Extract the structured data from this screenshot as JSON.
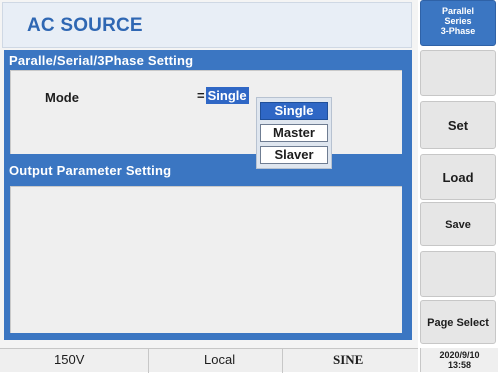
{
  "header": {
    "title": "AC SOURCE"
  },
  "panels": {
    "parallel_setting": {
      "title": "Paralle/Serial/3Phase  Setting",
      "mode": {
        "label": "Mode",
        "prefix": "=",
        "value": "Single"
      }
    },
    "output_parameter": {
      "title": "Output Parameter  Setting"
    }
  },
  "mode_dropdown": {
    "options": [
      "Single",
      "Master",
      "Slaver"
    ],
    "selected": "Single"
  },
  "side_buttons": {
    "parallel_series_3phase": {
      "line1": "Parallel",
      "line2": "Series",
      "line3": "3-Phase"
    },
    "blank1": "",
    "set": "Set",
    "load": "Load",
    "save": "Save",
    "blank2": "",
    "page_select": "Page Select"
  },
  "status_bar": {
    "voltage": "150V",
    "control": "Local",
    "waveform": "SINE"
  },
  "clock": {
    "date": "2020/9/10",
    "time": "13:58"
  },
  "colors": {
    "panel_blue": "#3b76c2",
    "title_blue": "#2f67b3",
    "selection_blue": "#2f67c5"
  }
}
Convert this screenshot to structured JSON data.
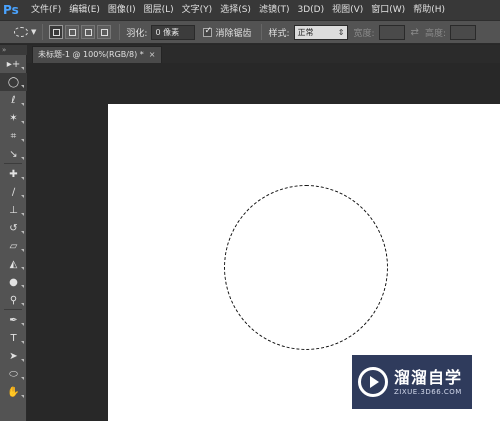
{
  "app": {
    "logo": "Ps"
  },
  "menu": [
    "文件(F)",
    "编辑(E)",
    "图像(I)",
    "图层(L)",
    "文字(Y)",
    "选择(S)",
    "滤镜(T)",
    "3D(D)",
    "视图(V)",
    "窗口(W)",
    "帮助(H)"
  ],
  "options": {
    "tool_icon": "ellipse-marquee-icon",
    "feather_label": "羽化:",
    "feather_value": "0 像素",
    "antialias_label": "消除锯齿",
    "antialias_checked": true,
    "style_label": "样式:",
    "style_value": "正常",
    "width_label": "宽度:",
    "height_label": "高度:"
  },
  "tools_header": "»",
  "tab": {
    "title": "未标题-1 @ 100%(RGB/8) *",
    "close": "×"
  },
  "tools": [
    {
      "name": "move-tool-icon",
      "glyph": "▸+"
    },
    {
      "name": "elliptical-marquee-tool-icon",
      "glyph": "◯",
      "active": true
    },
    {
      "name": "lasso-tool-icon",
      "glyph": "ℓ"
    },
    {
      "name": "magic-wand-tool-icon",
      "glyph": "✶"
    },
    {
      "name": "crop-tool-icon",
      "glyph": "⌗"
    },
    {
      "name": "eyedropper-tool-icon",
      "glyph": "↘"
    },
    {
      "name": "healing-brush-tool-icon",
      "glyph": "✚"
    },
    {
      "name": "brush-tool-icon",
      "glyph": "∕"
    },
    {
      "name": "clone-stamp-tool-icon",
      "glyph": "⊥"
    },
    {
      "name": "history-brush-tool-icon",
      "glyph": "↺"
    },
    {
      "name": "eraser-tool-icon",
      "glyph": "▱"
    },
    {
      "name": "paint-bucket-tool-icon",
      "glyph": "◭"
    },
    {
      "name": "blur-tool-icon",
      "glyph": "●"
    },
    {
      "name": "dodge-tool-icon",
      "glyph": "⚲"
    },
    {
      "name": "pen-tool-icon",
      "glyph": "✒"
    },
    {
      "name": "type-tool-icon",
      "glyph": "T"
    },
    {
      "name": "path-selection-tool-icon",
      "glyph": "➤"
    },
    {
      "name": "ellipse-shape-tool-icon",
      "glyph": "⬭"
    },
    {
      "name": "hand-tool-icon",
      "glyph": "✋"
    }
  ],
  "watermark": {
    "title": "溜溜自学",
    "subtitle": "ZIXUE.3D66.COM"
  }
}
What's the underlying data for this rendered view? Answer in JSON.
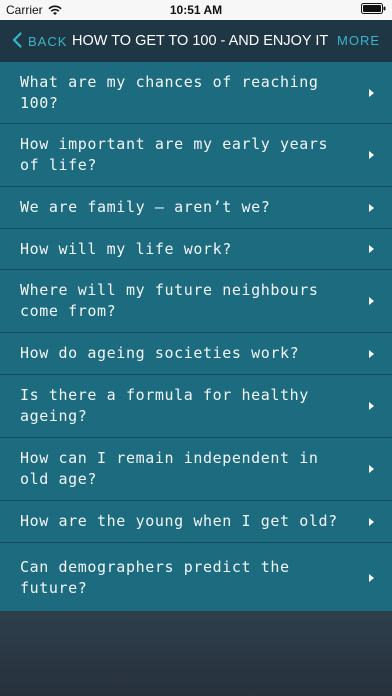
{
  "status_bar": {
    "carrier": "Carrier",
    "time": "10:51 AM",
    "wifi_icon": "wifi-icon",
    "battery_icon": "battery-icon"
  },
  "nav": {
    "back_label": "BACK",
    "title": "HOW TO GET TO 100 - AND ENJOY IT",
    "more_label": "MORE",
    "accent_color": "#38b6c8"
  },
  "questions": [
    "What are my chances of reaching 100?",
    "How important are my early years of life?",
    "We are family – aren’t we?",
    "How will my life work?",
    "Where will my future neighbours come from?",
    "How do ageing societies work?",
    "Is there a formula for healthy ageing?",
    "How can I remain independent in old age?",
    "How are the young when I get old?",
    "Can demographers predict the future?"
  ],
  "colors": {
    "list_background": "#1c6b7f",
    "navbar_background": "#1f3745"
  }
}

----

▶ _EXERCISE TASK_:
Every line of the material is to be quoted exactly, with no pictures carried over.

▶ _IN RESPONSE_:
Extract the structured data from this screenshot as JSON.
{
  "header": {
    "title": "AC SOURCE"
  },
  "panels": {
    "parallel_setting": {
      "title": "Paralle/Serial/3Phase  Setting",
      "mode": {
        "label": "Mode",
        "prefix": "=",
        "value": "Single"
      }
    },
    "output_parameter": {
      "title": "Output Parameter  Setting"
    }
  },
  "mode_dropdown": {
    "options": [
      "Single",
      "Master",
      "Slaver"
    ],
    "selected": "Single"
  },
  "side_buttons": {
    "parallel_series_3phase": {
      "line1": "Parallel",
      "line2": "Series",
      "line3": "3-Phase"
    },
    "blank1": "",
    "set": "Set",
    "load": "Load",
    "save": "Save",
    "blank2": "",
    "page_select": "Page Select"
  },
  "status_bar": {
    "voltage": "150V",
    "control": "Local",
    "waveform": "SINE"
  },
  "clock": {
    "date": "2020/9/10",
    "time": "13:58"
  },
  "colors": {
    "panel_blue": "#3b76c2",
    "title_blue": "#2f67b3",
    "selection_blue": "#2f67c5"
  }
}
Convert this screenshot to structured JSON data.
{
  "app": {
    "logo": "Ps"
  },
  "menu": [
    "文件(F)",
    "编辑(E)",
    "图像(I)",
    "图层(L)",
    "文字(Y)",
    "选择(S)",
    "滤镜(T)",
    "3D(D)",
    "视图(V)",
    "窗口(W)",
    "帮助(H)"
  ],
  "options": {
    "tool_icon": "ellipse-marquee-icon",
    "feather_label": "羽化:",
    "feather_value": "0 像素",
    "antialias_label": "消除锯齿",
    "antialias_checked": true,
    "style_label": "样式:",
    "style_value": "正常",
    "width_label": "宽度:",
    "height_label": "高度:"
  },
  "tools_header": "»",
  "tab": {
    "title": "未标题-1 @ 100%(RGB/8) *",
    "close": "×"
  },
  "tools": [
    {
      "name": "move-tool-icon",
      "glyph": "▸+"
    },
    {
      "name": "elliptical-marquee-tool-icon",
      "glyph": "◯",
      "active": true
    },
    {
      "name": "lasso-tool-icon",
      "glyph": "ℓ"
    },
    {
      "name": "magic-wand-tool-icon",
      "glyph": "✶"
    },
    {
      "name": "crop-tool-icon",
      "glyph": "⌗"
    },
    {
      "name": "eyedropper-tool-icon",
      "glyph": "↘"
    },
    {
      "name": "healing-brush-tool-icon",
      "glyph": "✚"
    },
    {
      "name": "brush-tool-icon",
      "glyph": "∕"
    },
    {
      "name": "clone-stamp-tool-icon",
      "glyph": "⊥"
    },
    {
      "name": "history-brush-tool-icon",
      "glyph": "↺"
    },
    {
      "name": "eraser-tool-icon",
      "glyph": "▱"
    },
    {
      "name": "paint-bucket-tool-icon",
      "glyph": "◭"
    },
    {
      "name": "blur-tool-icon",
      "glyph": "●"
    },
    {
      "name": "dodge-tool-icon",
      "glyph": "⚲"
    },
    {
      "name": "pen-tool-icon",
      "glyph": "✒"
    },
    {
      "name": "type-tool-icon",
      "glyph": "T"
    },
    {
      "name": "path-selection-tool-icon",
      "glyph": "➤"
    },
    {
      "name": "ellipse-shape-tool-icon",
      "glyph": "⬭"
    },
    {
      "name": "hand-tool-icon",
      "glyph": "✋"
    }
  ],
  "watermark": {
    "title": "溜溜自学",
    "subtitle": "ZIXUE.3D66.COM"
  }
}
What's the underlying data for this rendered view? Answer in JSON.
{
  "status_bar": {
    "carrier": "Carrier",
    "time": "10:51 AM",
    "wifi_icon": "wifi-icon",
    "battery_icon": "battery-icon"
  },
  "nav": {
    "back_label": "BACK",
    "title": "HOW TO GET TO 100 - AND ENJOY IT",
    "more_label": "MORE",
    "accent_color": "#38b6c8"
  },
  "questions": [
    "What are my chances of reaching 100?",
    "How important are my early years of life?",
    "We are family – aren’t we?",
    "How will my life work?",
    "Where will my future neighbours come from?",
    "How do ageing societies work?",
    "Is there a formula for healthy ageing?",
    "How can I remain independent in old age?",
    "How are the young when I get old?",
    "Can demographers predict the future?"
  ],
  "colors": {
    "list_background": "#1c6b7f",
    "navbar_background": "#1f3745"
  }
}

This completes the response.